---------- Input rows ----------
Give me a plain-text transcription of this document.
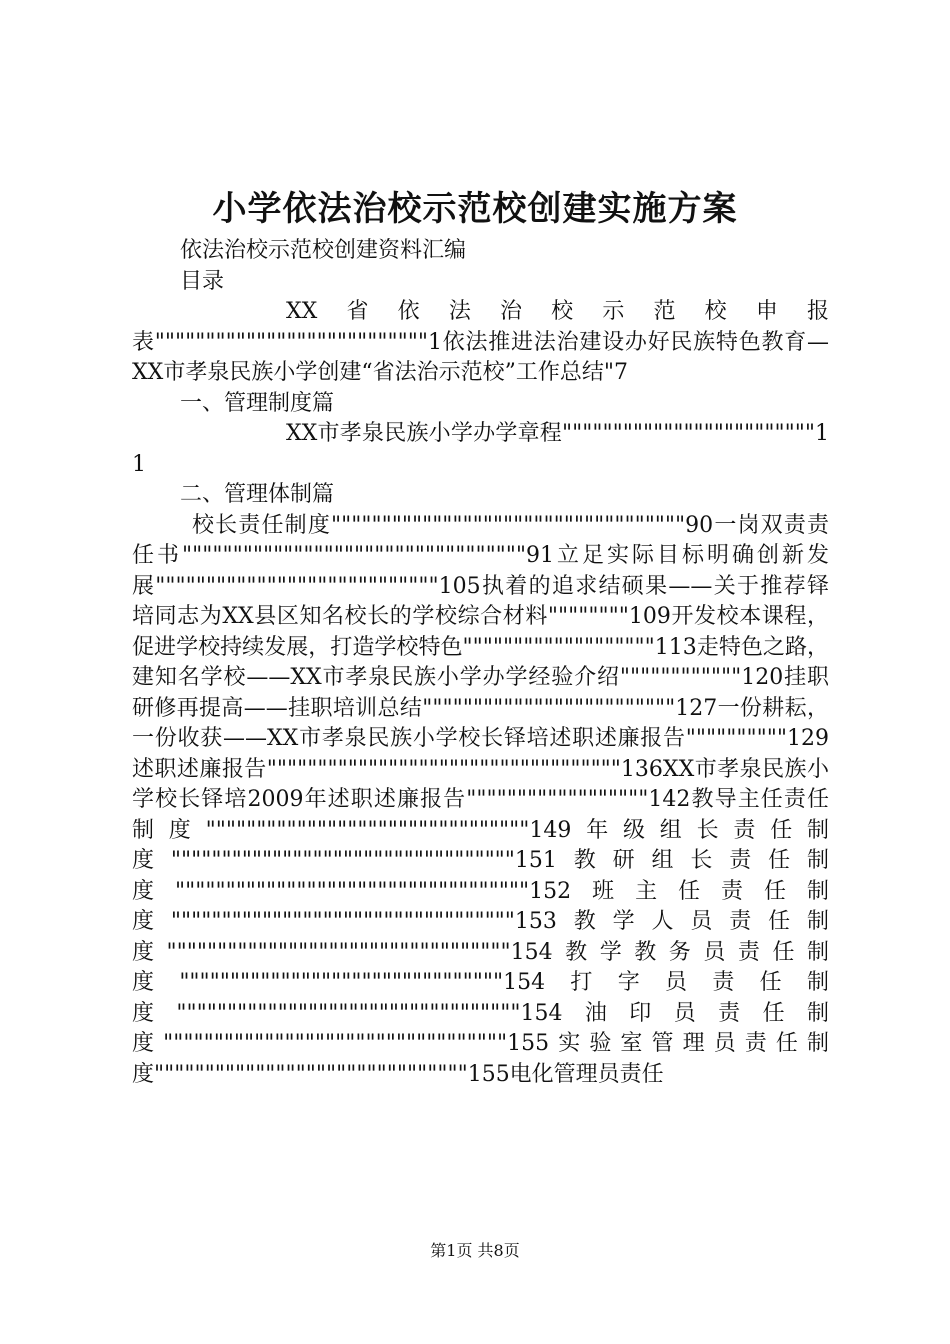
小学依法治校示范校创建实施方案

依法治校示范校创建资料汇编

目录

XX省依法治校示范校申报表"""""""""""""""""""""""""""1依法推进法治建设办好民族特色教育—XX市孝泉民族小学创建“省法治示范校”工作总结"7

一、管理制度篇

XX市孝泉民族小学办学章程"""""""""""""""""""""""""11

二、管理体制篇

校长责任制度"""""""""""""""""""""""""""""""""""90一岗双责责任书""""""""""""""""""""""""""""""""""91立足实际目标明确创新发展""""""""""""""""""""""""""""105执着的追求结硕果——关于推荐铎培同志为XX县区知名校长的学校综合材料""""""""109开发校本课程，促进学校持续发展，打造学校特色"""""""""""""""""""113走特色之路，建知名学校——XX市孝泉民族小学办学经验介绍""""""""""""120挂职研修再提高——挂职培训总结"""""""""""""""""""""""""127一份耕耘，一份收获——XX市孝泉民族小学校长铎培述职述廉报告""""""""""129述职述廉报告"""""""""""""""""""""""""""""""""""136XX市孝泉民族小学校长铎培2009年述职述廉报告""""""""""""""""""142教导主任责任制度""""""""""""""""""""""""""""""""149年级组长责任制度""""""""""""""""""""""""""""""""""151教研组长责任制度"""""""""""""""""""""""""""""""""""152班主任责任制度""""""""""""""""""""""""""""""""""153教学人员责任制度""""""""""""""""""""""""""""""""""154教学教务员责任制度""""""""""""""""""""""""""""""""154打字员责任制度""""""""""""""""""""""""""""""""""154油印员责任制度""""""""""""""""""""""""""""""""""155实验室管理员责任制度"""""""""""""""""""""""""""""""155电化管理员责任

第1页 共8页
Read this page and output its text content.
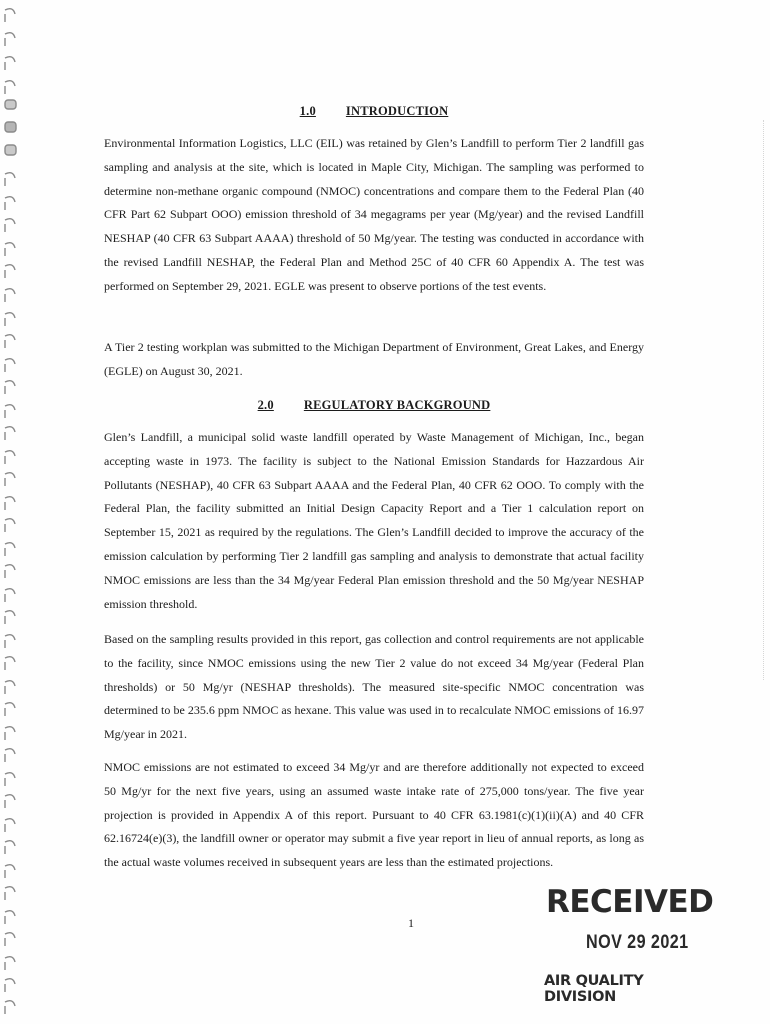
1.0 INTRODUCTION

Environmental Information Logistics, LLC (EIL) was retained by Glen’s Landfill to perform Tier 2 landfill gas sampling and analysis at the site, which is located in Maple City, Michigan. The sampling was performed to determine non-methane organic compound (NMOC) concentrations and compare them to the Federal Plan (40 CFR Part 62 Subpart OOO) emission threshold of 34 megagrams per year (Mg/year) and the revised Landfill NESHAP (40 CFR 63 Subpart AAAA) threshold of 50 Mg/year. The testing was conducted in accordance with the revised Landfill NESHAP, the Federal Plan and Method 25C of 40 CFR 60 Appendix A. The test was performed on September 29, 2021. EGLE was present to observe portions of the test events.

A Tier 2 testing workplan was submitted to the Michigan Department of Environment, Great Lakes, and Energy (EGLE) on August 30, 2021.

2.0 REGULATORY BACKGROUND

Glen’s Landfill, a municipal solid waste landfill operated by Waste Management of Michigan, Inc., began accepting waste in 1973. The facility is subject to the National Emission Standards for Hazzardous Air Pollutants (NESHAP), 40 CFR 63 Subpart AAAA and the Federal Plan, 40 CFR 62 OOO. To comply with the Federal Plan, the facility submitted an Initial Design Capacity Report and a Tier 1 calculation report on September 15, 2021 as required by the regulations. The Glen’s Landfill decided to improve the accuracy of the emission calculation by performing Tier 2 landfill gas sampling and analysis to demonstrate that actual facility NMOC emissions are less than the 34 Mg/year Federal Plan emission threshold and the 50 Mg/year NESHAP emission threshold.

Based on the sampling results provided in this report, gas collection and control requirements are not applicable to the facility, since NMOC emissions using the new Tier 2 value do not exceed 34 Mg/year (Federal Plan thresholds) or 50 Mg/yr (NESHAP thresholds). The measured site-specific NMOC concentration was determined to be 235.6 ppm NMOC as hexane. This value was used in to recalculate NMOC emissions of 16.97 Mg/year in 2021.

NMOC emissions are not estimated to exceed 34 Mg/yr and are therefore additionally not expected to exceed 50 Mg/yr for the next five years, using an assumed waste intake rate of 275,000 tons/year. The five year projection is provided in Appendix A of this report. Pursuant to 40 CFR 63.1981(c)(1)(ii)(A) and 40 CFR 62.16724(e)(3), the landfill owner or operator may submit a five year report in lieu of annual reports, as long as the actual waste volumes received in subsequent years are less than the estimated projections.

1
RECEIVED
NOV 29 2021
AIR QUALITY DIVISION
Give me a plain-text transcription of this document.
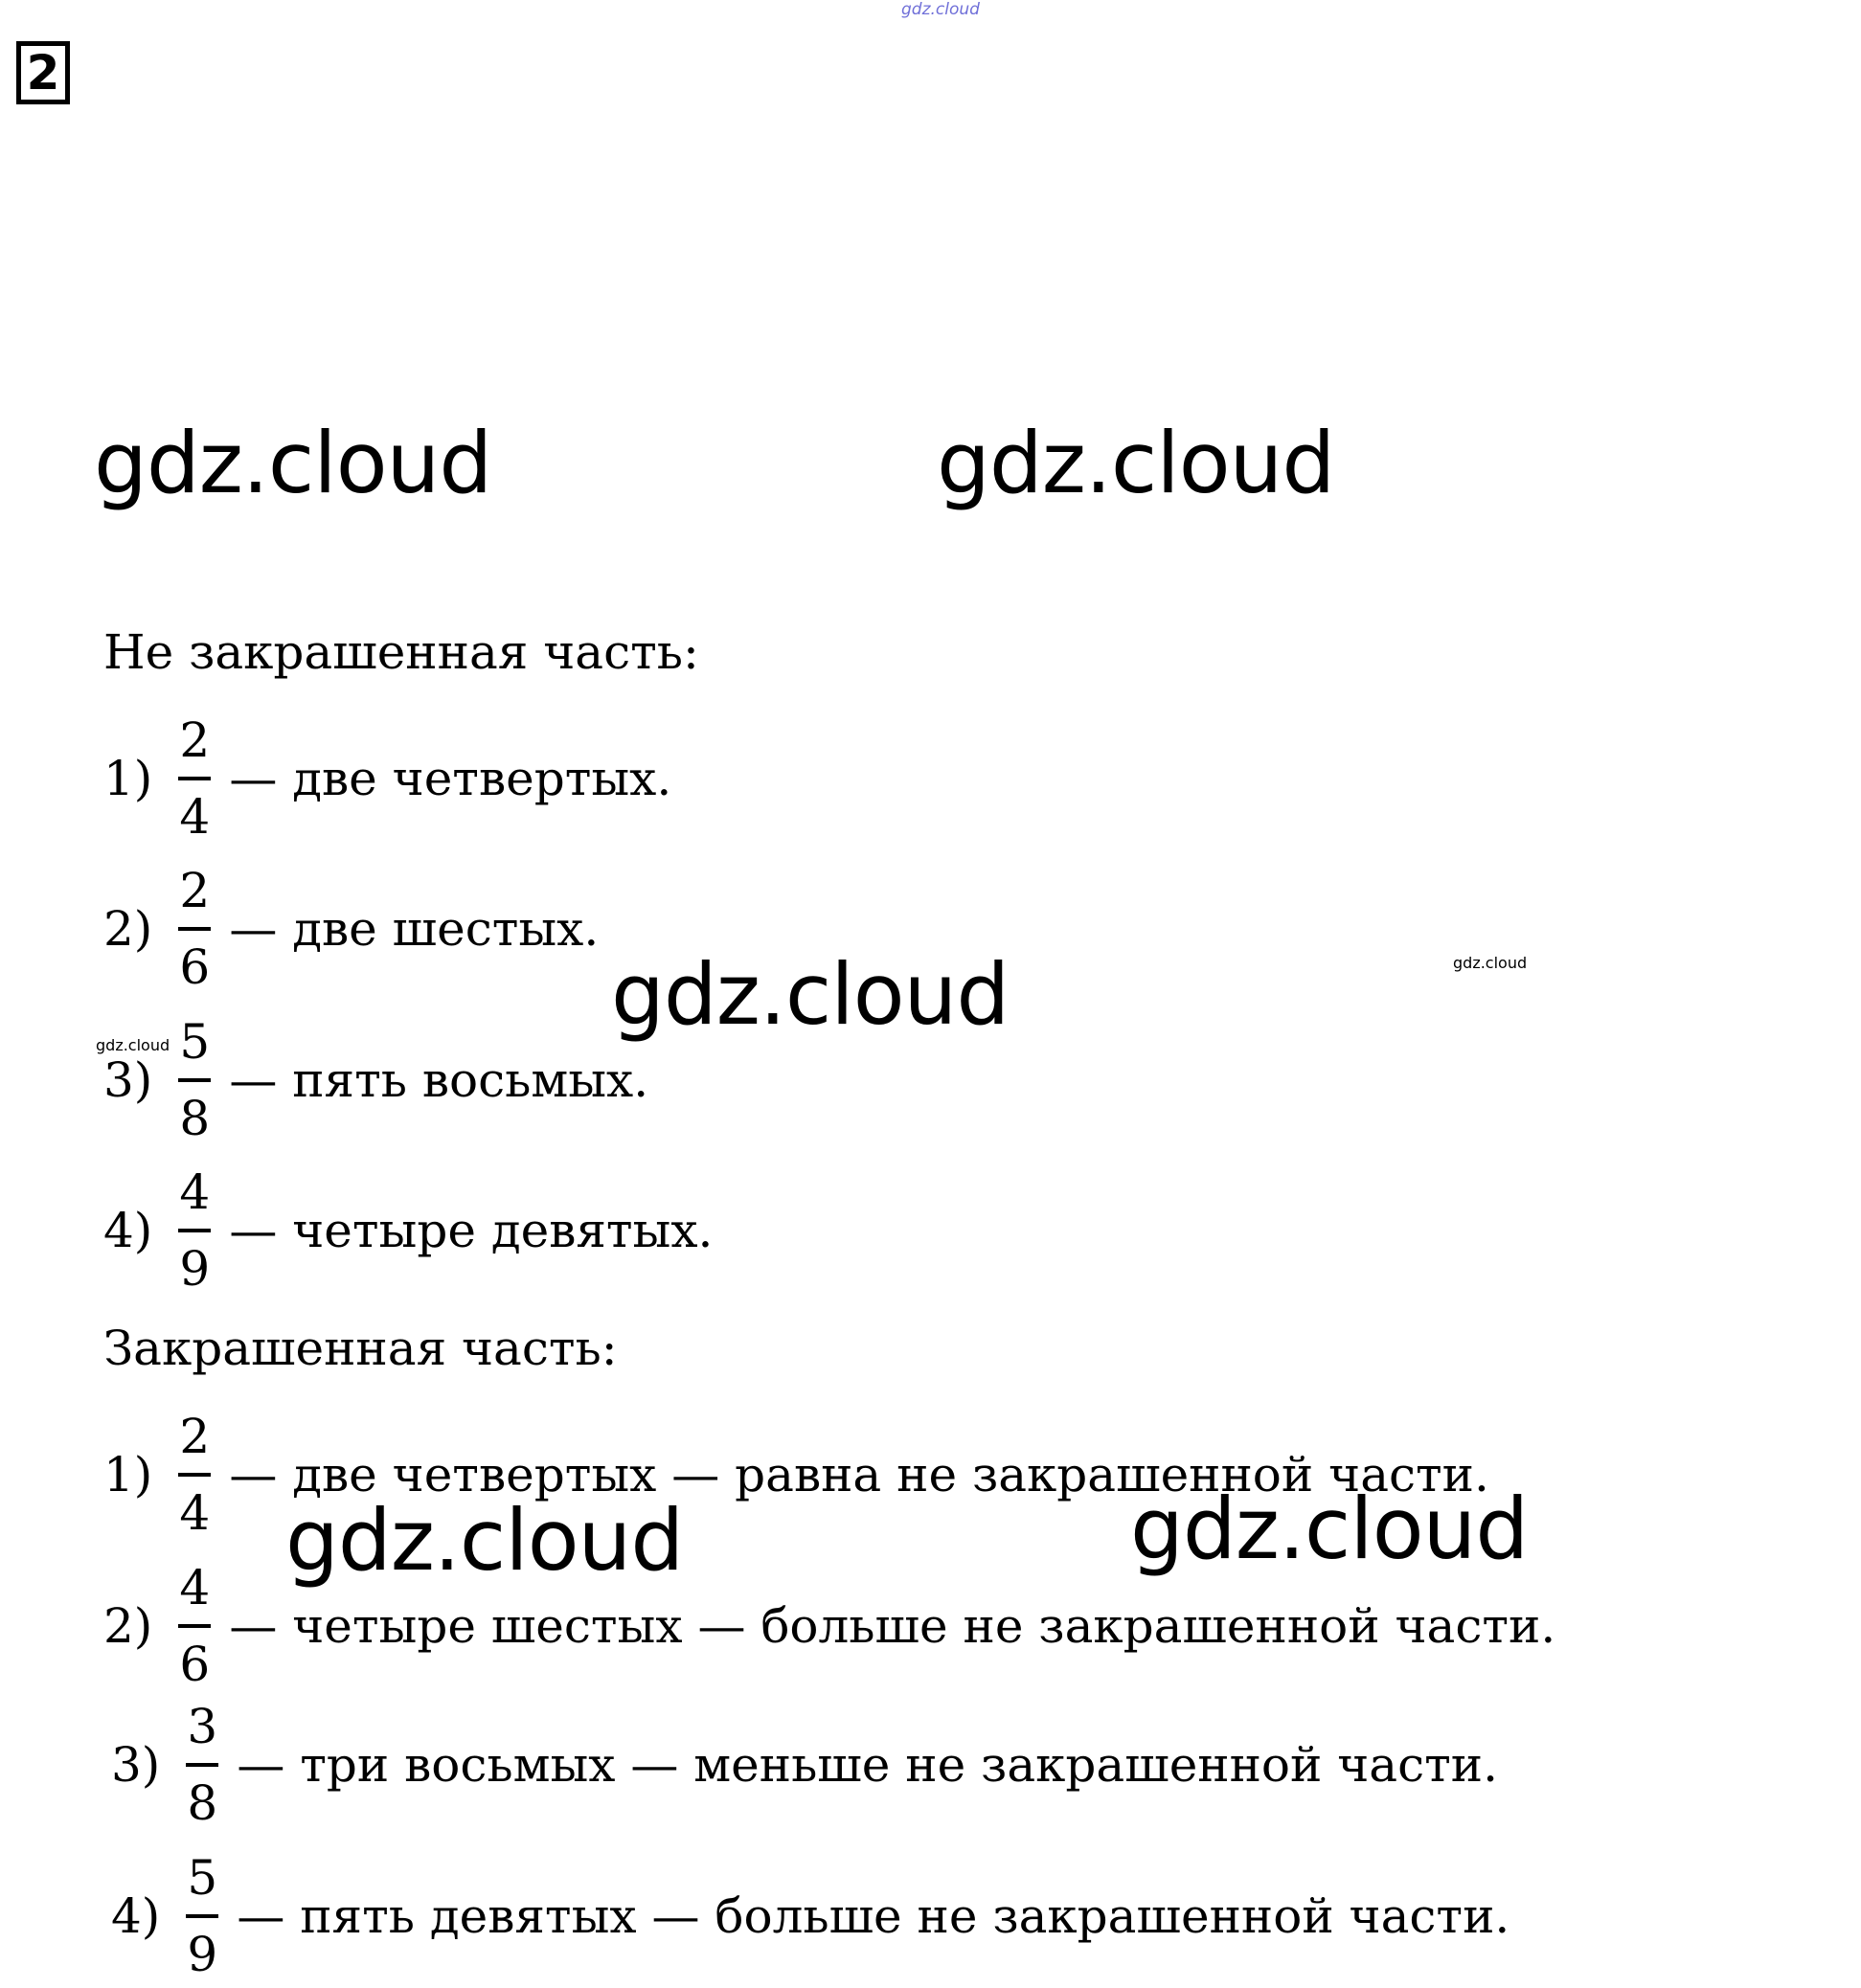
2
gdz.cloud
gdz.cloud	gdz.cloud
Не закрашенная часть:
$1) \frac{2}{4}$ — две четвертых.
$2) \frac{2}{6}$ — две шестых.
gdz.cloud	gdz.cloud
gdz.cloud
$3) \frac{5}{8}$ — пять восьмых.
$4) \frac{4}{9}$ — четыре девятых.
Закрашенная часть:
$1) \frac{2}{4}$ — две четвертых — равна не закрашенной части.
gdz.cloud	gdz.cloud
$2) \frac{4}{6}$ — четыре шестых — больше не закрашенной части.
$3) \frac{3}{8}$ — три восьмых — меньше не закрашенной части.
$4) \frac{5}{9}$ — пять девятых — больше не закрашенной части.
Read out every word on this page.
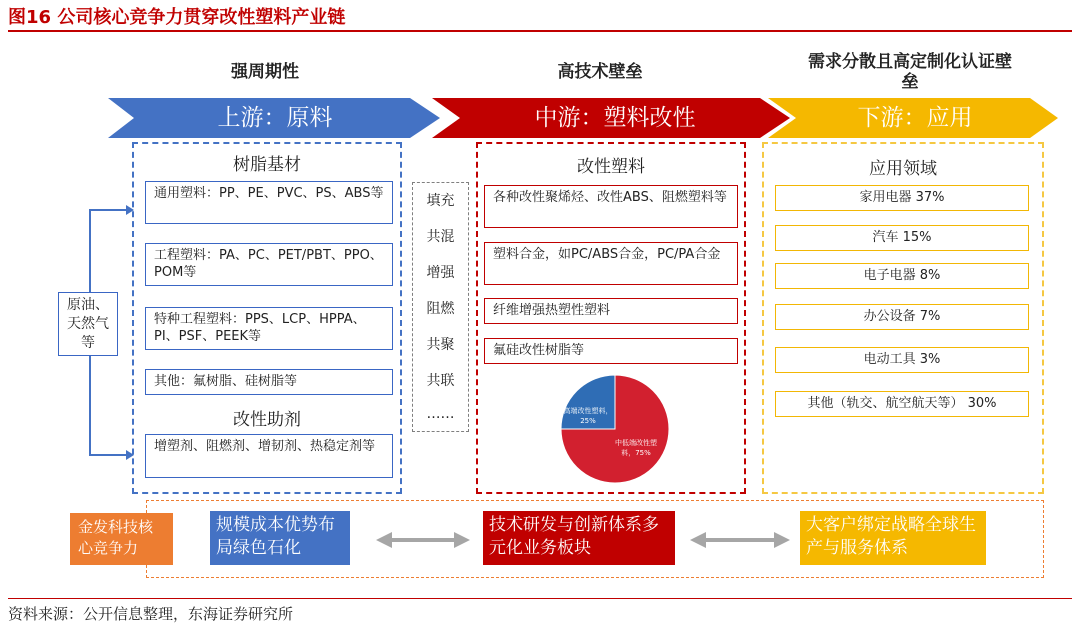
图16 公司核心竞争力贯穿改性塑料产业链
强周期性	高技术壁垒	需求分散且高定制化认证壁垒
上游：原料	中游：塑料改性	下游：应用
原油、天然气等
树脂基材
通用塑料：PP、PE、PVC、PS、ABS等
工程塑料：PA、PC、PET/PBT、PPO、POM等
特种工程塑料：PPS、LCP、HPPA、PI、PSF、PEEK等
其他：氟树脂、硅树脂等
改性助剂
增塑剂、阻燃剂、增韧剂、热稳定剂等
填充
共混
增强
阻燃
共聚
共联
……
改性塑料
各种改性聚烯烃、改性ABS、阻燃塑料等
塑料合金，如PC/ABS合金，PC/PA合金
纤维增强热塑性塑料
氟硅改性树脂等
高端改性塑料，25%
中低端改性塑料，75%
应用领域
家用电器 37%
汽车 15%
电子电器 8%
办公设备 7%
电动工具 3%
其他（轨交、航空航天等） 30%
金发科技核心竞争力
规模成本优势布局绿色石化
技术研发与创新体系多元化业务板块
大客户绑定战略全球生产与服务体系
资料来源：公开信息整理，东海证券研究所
----------
Task brief: Reproduce the whole listing exactly, but not the images in it.

Solution to this task:
Give me a plain-text transcription of this document.
小学依法治校示范校创建实施方案

依法治校示范校创建资料汇编

目录

XX省依法治校示范校申报表"""""""""""""""""""""""""""1依法推进法治建设办好民族特色教育—XX市孝泉民族小学创建“省法治示范校”工作总结"7

一、管理制度篇

XX市孝泉民族小学办学章程"""""""""""""""""""""""""11

二、管理体制篇

校长责任制度"""""""""""""""""""""""""""""""""""90一岗双责责任书""""""""""""""""""""""""""""""""""91立足实际目标明确创新发展""""""""""""""""""""""""""""105执着的追求结硕果——关于推荐铎培同志为XX县区知名校长的学校综合材料""""""""109开发校本课程，促进学校持续发展，打造学校特色"""""""""""""""""""113走特色之路，建知名学校——XX市孝泉民族小学办学经验介绍""""""""""""120挂职研修再提高——挂职培训总结"""""""""""""""""""""""""127一份耕耘，一份收获——XX市孝泉民族小学校长铎培述职述廉报告""""""""""129述职述廉报告"""""""""""""""""""""""""""""""""""136XX市孝泉民族小学校长铎培2009年述职述廉报告""""""""""""""""""142教导主任责任制度""""""""""""""""""""""""""""""""149年级组长责任制度""""""""""""""""""""""""""""""""""151教研组长责任制度"""""""""""""""""""""""""""""""""""152班主任责任制度""""""""""""""""""""""""""""""""""153教学人员责任制度""""""""""""""""""""""""""""""""""154教学教务员责任制度""""""""""""""""""""""""""""""""154打字员责任制度""""""""""""""""""""""""""""""""""154油印员责任制度""""""""""""""""""""""""""""""""""155实验室管理员责任制度"""""""""""""""""""""""""""""""155电化管理员责任

第1页 共8页
Read this page and output its text content.
1.0 INTRODUCTION

Environmental Information Logistics, LLC (EIL) was retained by Glen’s Landfill to perform Tier 2 landfill gas sampling and analysis at the site, which is located in Maple City, Michigan. The sampling was performed to determine non-methane organic compound (NMOC) concentrations and compare them to the Federal Plan (40 CFR Part 62 Subpart OOO) emission threshold of 34 megagrams per year (Mg/year) and the revised Landfill NESHAP (40 CFR 63 Subpart AAAA) threshold of 50 Mg/year. The testing was conducted in accordance with the revised Landfill NESHAP, the Federal Plan and Method 25C of 40 CFR 60 Appendix A. The test was performed on September 29, 2021. EGLE was present to observe portions of the test events.

A Tier 2 testing workplan was submitted to the Michigan Department of Environment, Great Lakes, and Energy (EGLE) on August 30, 2021.

2.0 REGULATORY BACKGROUND

Glen’s Landfill, a municipal solid waste landfill operated by Waste Management of Michigan, Inc., began accepting waste in 1973. The facility is subject to the National Emission Standards for Hazzardous Air Pollutants (NESHAP), 40 CFR 63 Subpart AAAA and the Federal Plan, 40 CFR 62 OOO. To comply with the Federal Plan, the facility submitted an Initial Design Capacity Report and a Tier 1 calculation report on September 15, 2021 as required by the regulations. The Glen’s Landfill decided to improve the accuracy of the emission calculation by performing Tier 2 landfill gas sampling and analysis to demonstrate that actual facility NMOC emissions are less than the 34 Mg/year Federal Plan emission threshold and the 50 Mg/year NESHAP emission threshold.

Based on the sampling results provided in this report, gas collection and control requirements are not applicable to the facility, since NMOC emissions using the new Tier 2 value do not exceed 34 Mg/year (Federal Plan thresholds) or 50 Mg/yr (NESHAP thresholds). The measured site-specific NMOC concentration was determined to be 235.6 ppm NMOC as hexane. This value was used in to recalculate NMOC emissions of 16.97 Mg/year in 2021.

NMOC emissions are not estimated to exceed 34 Mg/yr and are therefore additionally not expected to exceed 50 Mg/yr for the next five years, using an assumed waste intake rate of 275,000 tons/year. The five year projection is provided in Appendix A of this report. Pursuant to 40 CFR 63.1981(c)(1)(ii)(A) and 40 CFR 62.16724(e)(3), the landfill owner or operator may submit a five year report in lieu of annual reports, as long as the actual waste volumes received in subsequent years are less than the estimated projections.

1
RECEIVED
NOV 29 2021
AIR QUALITY DIVISION
Give me a plain-text transcription of this document.
2
gdz.cloud
gdz.cloud	gdz.cloud
Не закрашенная часть:
$1) \frac{2}{4}$ — две четвертых.
$2) \frac{2}{6}$ — две шестых.
gdz.cloud	gdz.cloud
gdz.cloud
$3) \frac{5}{8}$ — пять восьмых.
$4) \frac{4}{9}$ — четыре девятых.
Закрашенная часть:
$1) \frac{2}{4}$ — две четвертых — равна не закрашенной части.
gdz.cloud	gdz.cloud
$2) \frac{4}{6}$ — четыре шестых — больше не закрашенной части.
$3) \frac{3}{8}$ — три восьмых — меньше не закрашенной части.
$4) \frac{5}{9}$ — пять девятых — больше не закрашенной части.
Read out every word on this page.
图16 公司核心竞争力贯穿改性塑料产业链
强周期性	高技术壁垒	需求分散且高定制化认证壁垒
上游：原料	中游：塑料改性	下游：应用
原油、天然气等
树脂基材
通用塑料：PP、PE、PVC、PS、ABS等
工程塑料：PA、PC、PET/PBT、PPO、POM等
特种工程塑料：PPS、LCP、HPPA、PI、PSF、PEEK等
其他：氟树脂、硅树脂等
改性助剂
增塑剂、阻燃剂、增韧剂、热稳定剂等
填充
共混
增强
阻燃
共聚
共联
……
改性塑料
各种改性聚烯烃、改性ABS、阻燃塑料等
塑料合金，如PC/ABS合金，PC/PA合金
纤维增强热塑性塑料
氟硅改性树脂等
高端改性塑料，25%
中低端改性塑料，75%
应用领域
家用电器 37%
汽车 15%
电子电器 8%
办公设备 7%
电动工具 3%
其他（轨交、航空航天等） 30%
金发科技核心竞争力
规模成本优势布局绿色石化
技术研发与创新体系多元化业务板块
大客户绑定战略全球生产与服务体系
资料来源：公开信息整理，东海证券研究所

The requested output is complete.